[Extract to read]
_____

Dogecoin has gained popularity over the last year as the crypto industry has exploded. The price for a single Dogecoin, of which 10,000 are minted every single minute, was worth less than a penny last year. However, this past weekend the cryptocurrency, which was created as a joke, hit a high of more than $0.70 per coin.
Dogecoin has been around for a while, but because it was created as a joke, it has very few use cases and far fewer technological benefits than a lot of other cryptocurrencies.
That’s why many think it’s not worth speculating on Dogecoin. With the price of the coin currently, it’s valued as the fifth most valuable cryptocurrency.
Serious cryptocurrency investors know that there are much better options than Dogecoin. And despite knowing that it’s highly speculative, many still buy Dogecoin hoping for quick gains.
This past weekend, though, was once again another lesson why speculating is so difficult, especially on assets that are so clearly overvalued.
Why speculating on Dogecoin’s price is so difficult
Speculating is never ideal. The statistics and percentages are always going to be stacked against you. Nevertheless, people continue to do it, and every now and then, when someone strikes it rich, it gives more motivation to everyone else.

_____

[Parts of the exercise]
**a)** Revise the Dogecoin text by restating the part that opens with the words containing "Dogecoin has gained" and closes with "for quick gains.", replacing "joke" with "prank".
**b)** Write the next part of the text on speculating in Dogecoin, picking up after its final sentence.

[Information provided]
_____

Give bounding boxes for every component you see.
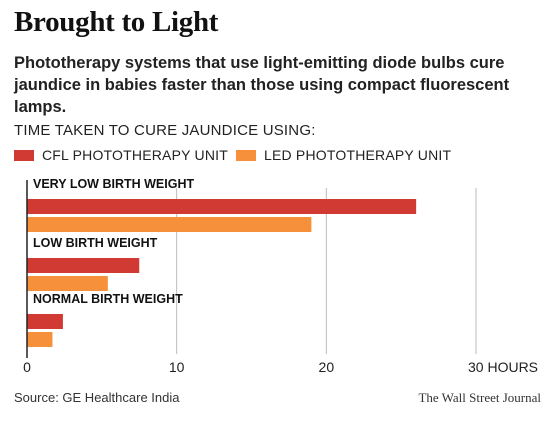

_____

[Outputs]
**a)**
Dogecoin has gained popularity over the last year as the crypto industry has exploded. The price for a single Dogecoin, of which 10,000 are minted every single minute, was worth less than a penny last year. However, this past weekend the cryptocurrency, which was created as a prank, hit a high of more than $0.70 per coin.
Dogecoin has been around for a while, but because it was created as a prank, it has very few use cases and far fewer technological benefits than a lot of other cryptocurrencies.
That’s why many think it’s not worth speculating on Dogecoin. With the price of the coin currently, it’s valued as the fifth most valuable cryptocurrency.
Serious cryptocurrency investors know that there are much better options than Dogecoin. And despite knowing that it’s highly speculative, many still buy Dogecoin hoping for quick gains.

**b)**
As has been shown many times, though, speculating is a strategy that won’t pay off long term. And as difficult as speculating is at any point, it’s much harder to do ahead of an event that everyone’s waiting for.
Several investors seemed to think that despite Dogecoin’s insane rally the last six months, there was still plenty of potential for it to skyrocket after Elon Musk appeared on Saturday Night Live.
Many investors already knew that Dogecoin was trading well overvalued. However, these types of events rarely go well for investors.
A perfect example of why you shouldn’t speculate
If everybody is privy to the same information, it makes it extremely difficult to find someone willing to buy the Dogecoin from you for a higher price than you paid after the fact. Every investor would have been buying Dogecoin ahead of time.
This is a timeless lesson because it happens all the time. Most recently, it happened with cannabis stocks ahead of legalization.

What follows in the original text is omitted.